(Extracted records)
____________
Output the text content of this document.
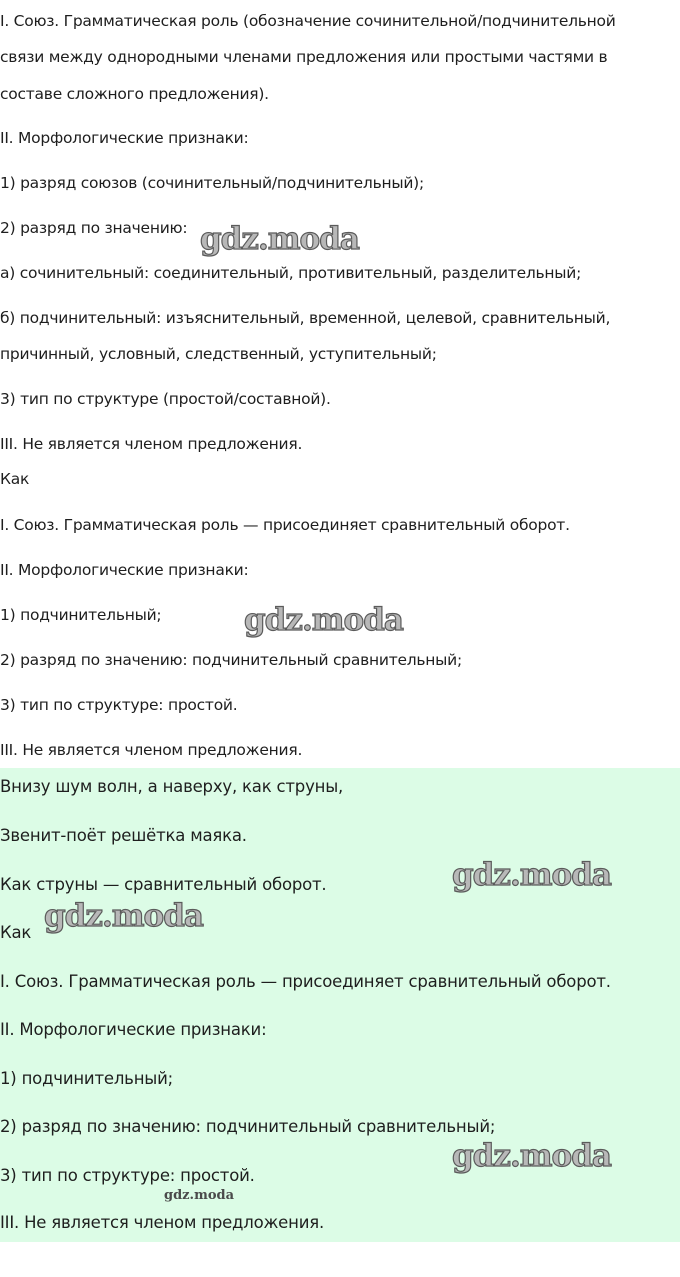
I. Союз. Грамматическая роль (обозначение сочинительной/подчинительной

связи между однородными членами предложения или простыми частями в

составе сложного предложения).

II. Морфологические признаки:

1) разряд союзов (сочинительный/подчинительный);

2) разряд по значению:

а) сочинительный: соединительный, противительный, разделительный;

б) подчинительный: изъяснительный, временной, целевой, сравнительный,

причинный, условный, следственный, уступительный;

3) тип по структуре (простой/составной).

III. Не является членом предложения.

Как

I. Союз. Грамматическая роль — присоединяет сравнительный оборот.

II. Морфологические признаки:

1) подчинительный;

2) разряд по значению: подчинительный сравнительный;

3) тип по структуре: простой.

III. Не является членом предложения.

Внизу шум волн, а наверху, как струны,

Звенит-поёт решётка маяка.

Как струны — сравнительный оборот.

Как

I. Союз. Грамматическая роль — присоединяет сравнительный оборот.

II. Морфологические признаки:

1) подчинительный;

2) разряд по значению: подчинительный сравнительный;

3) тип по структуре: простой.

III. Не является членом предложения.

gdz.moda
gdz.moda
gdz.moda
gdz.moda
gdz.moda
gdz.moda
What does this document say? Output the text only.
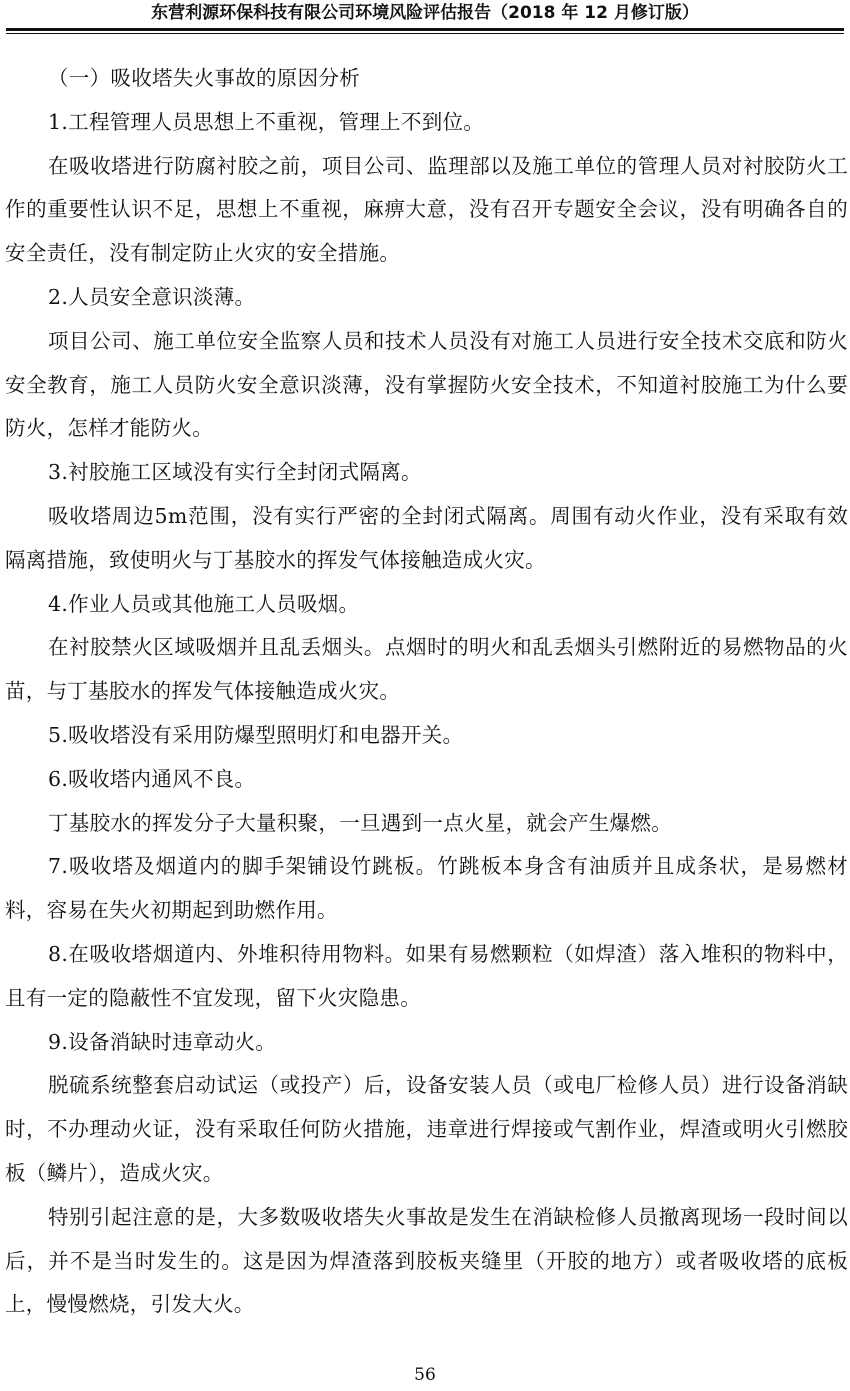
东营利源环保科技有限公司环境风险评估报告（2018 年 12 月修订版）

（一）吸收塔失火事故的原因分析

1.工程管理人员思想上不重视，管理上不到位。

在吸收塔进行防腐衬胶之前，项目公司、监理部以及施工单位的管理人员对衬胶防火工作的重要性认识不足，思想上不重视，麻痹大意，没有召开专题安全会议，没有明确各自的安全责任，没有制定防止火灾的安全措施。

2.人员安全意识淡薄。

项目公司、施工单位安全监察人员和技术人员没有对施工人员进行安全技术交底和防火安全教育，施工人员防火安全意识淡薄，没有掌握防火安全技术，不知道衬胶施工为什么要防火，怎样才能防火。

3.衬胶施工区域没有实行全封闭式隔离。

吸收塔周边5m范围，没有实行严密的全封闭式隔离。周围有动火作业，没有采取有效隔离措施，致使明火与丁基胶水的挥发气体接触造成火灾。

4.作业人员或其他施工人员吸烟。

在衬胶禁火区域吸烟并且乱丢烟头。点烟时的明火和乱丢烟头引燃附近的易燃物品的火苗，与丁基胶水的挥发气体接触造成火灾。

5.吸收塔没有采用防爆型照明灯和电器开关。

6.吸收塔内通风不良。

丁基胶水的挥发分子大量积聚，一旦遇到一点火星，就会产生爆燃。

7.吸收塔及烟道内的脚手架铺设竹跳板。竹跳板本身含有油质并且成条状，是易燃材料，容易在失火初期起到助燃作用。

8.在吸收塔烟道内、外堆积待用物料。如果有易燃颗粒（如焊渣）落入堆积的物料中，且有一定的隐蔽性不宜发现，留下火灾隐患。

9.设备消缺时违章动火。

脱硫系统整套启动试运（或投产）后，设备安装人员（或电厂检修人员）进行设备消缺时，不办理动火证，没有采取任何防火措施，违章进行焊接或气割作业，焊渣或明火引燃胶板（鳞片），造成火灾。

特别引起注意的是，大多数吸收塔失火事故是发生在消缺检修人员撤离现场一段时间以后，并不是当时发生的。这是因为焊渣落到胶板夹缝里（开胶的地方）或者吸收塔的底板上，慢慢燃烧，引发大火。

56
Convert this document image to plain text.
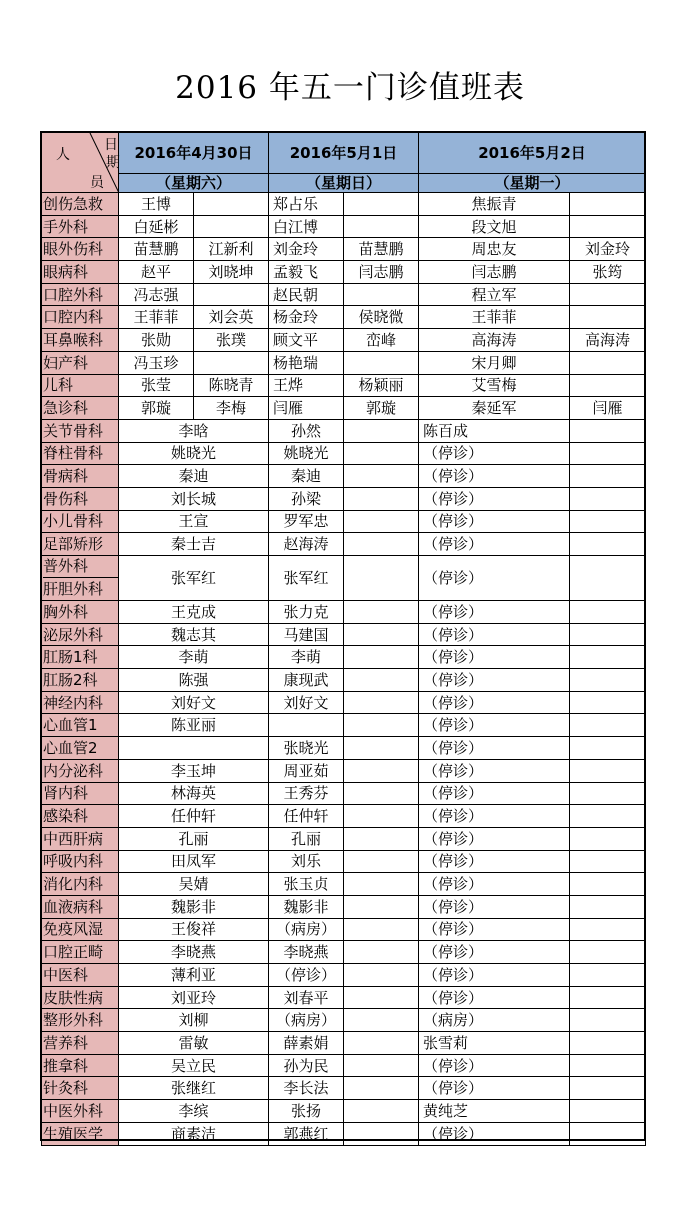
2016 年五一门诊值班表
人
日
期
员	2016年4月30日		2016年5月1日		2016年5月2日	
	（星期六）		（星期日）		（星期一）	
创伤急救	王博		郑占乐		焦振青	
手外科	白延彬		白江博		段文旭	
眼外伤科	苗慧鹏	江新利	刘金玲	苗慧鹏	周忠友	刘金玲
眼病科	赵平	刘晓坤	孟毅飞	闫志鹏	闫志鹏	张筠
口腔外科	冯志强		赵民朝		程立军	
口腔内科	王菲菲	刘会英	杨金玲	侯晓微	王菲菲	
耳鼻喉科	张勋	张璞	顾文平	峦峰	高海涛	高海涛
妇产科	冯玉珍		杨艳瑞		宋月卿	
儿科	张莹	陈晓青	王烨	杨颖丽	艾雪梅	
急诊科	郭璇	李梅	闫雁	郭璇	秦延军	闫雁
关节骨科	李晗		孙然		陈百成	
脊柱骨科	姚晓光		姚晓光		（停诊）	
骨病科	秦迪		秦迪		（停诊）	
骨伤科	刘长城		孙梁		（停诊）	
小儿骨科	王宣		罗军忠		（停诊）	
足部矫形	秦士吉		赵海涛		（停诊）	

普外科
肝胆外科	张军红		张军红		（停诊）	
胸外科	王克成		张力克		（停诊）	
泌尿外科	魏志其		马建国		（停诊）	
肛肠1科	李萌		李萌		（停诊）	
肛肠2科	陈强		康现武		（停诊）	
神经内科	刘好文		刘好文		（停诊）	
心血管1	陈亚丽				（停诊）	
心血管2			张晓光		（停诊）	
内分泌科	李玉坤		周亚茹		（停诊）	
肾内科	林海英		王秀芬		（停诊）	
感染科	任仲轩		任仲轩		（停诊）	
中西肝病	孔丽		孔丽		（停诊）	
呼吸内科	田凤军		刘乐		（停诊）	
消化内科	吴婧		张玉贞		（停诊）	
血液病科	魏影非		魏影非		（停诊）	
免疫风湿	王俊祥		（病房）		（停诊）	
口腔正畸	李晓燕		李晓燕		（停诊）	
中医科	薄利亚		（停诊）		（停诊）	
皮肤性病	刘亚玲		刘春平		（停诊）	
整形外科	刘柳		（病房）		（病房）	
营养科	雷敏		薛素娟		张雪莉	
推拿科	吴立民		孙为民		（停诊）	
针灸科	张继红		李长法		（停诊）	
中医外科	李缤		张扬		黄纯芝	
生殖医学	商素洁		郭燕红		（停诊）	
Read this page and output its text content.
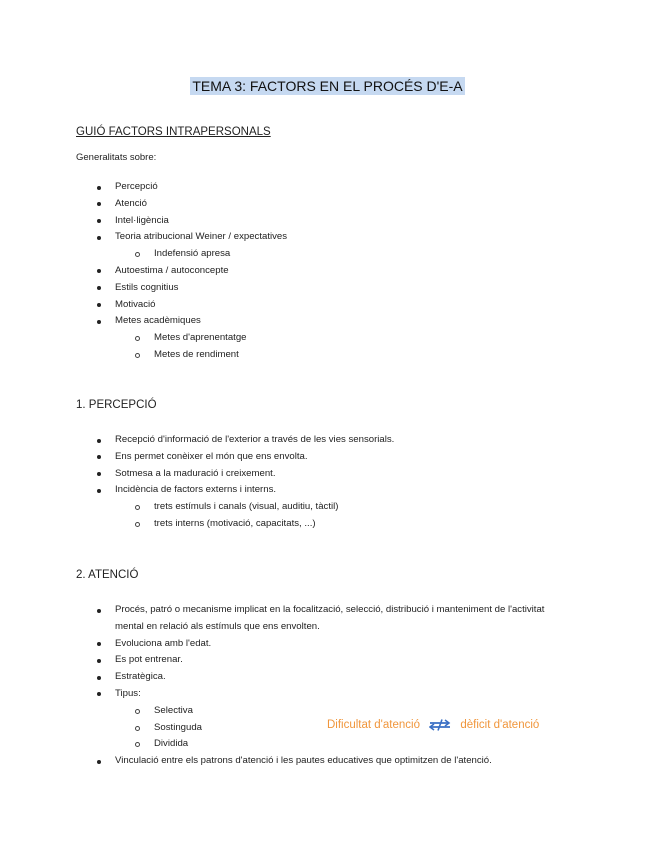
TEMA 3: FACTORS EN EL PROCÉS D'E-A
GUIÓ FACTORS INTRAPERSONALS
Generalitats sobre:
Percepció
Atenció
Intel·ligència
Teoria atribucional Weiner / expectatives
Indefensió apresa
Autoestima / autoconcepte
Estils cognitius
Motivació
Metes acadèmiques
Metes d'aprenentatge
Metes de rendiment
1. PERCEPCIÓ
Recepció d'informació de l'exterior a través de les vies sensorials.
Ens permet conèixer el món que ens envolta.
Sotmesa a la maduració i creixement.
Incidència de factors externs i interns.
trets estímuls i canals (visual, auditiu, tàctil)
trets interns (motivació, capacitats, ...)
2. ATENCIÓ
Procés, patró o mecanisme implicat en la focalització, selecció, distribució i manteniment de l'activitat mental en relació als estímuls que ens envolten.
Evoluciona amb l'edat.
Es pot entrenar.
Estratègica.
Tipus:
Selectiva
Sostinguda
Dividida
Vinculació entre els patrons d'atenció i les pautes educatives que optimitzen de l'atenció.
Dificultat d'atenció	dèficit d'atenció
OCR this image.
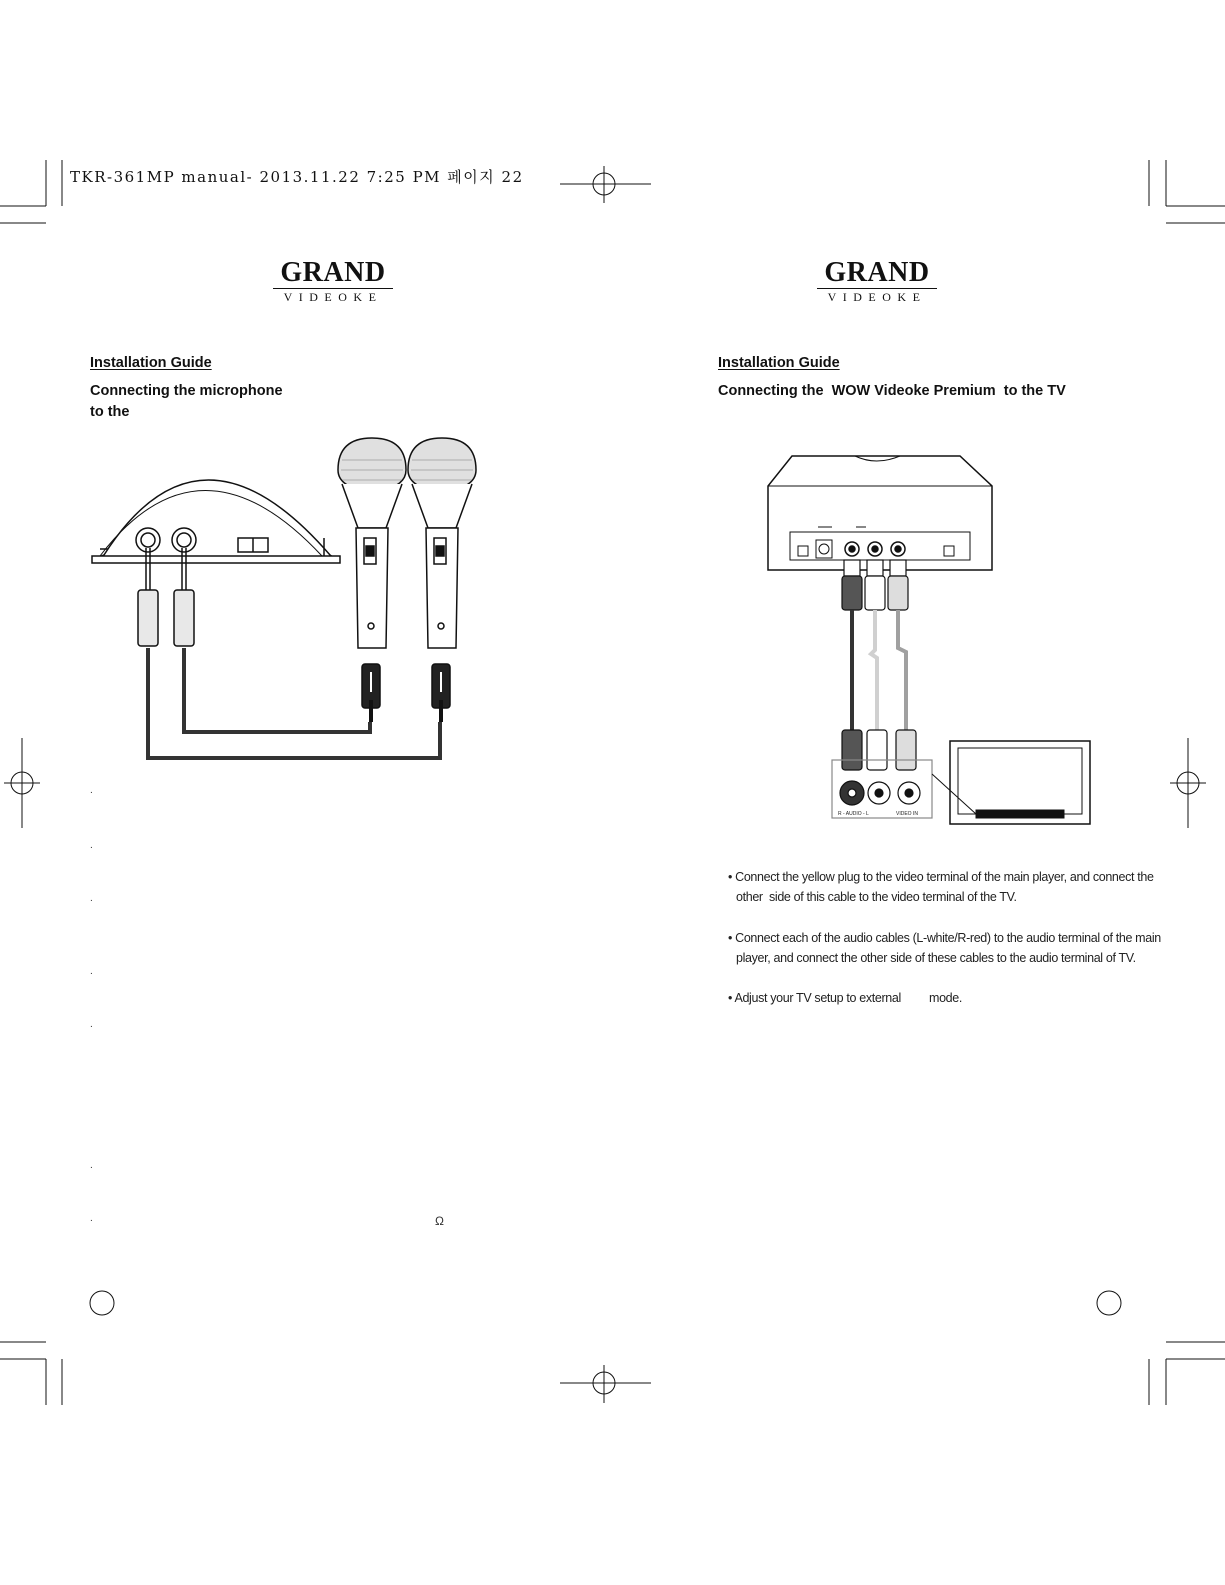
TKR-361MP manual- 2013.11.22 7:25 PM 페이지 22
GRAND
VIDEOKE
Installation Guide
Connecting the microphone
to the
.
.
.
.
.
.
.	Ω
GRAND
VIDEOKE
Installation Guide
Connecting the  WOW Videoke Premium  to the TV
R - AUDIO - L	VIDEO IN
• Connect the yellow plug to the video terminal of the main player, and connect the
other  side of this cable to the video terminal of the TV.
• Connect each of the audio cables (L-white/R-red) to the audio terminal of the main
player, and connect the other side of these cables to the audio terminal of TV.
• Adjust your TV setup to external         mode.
____________
## WHAT TO WORK ON
Copy every line that includes the string "сочинительный" from the material above.

## SOLUTION TO THE PROBLEM
1) разряд союзов (сочинительный/подчинительный);
а) сочинительный: соединительный, противительный, разделительный;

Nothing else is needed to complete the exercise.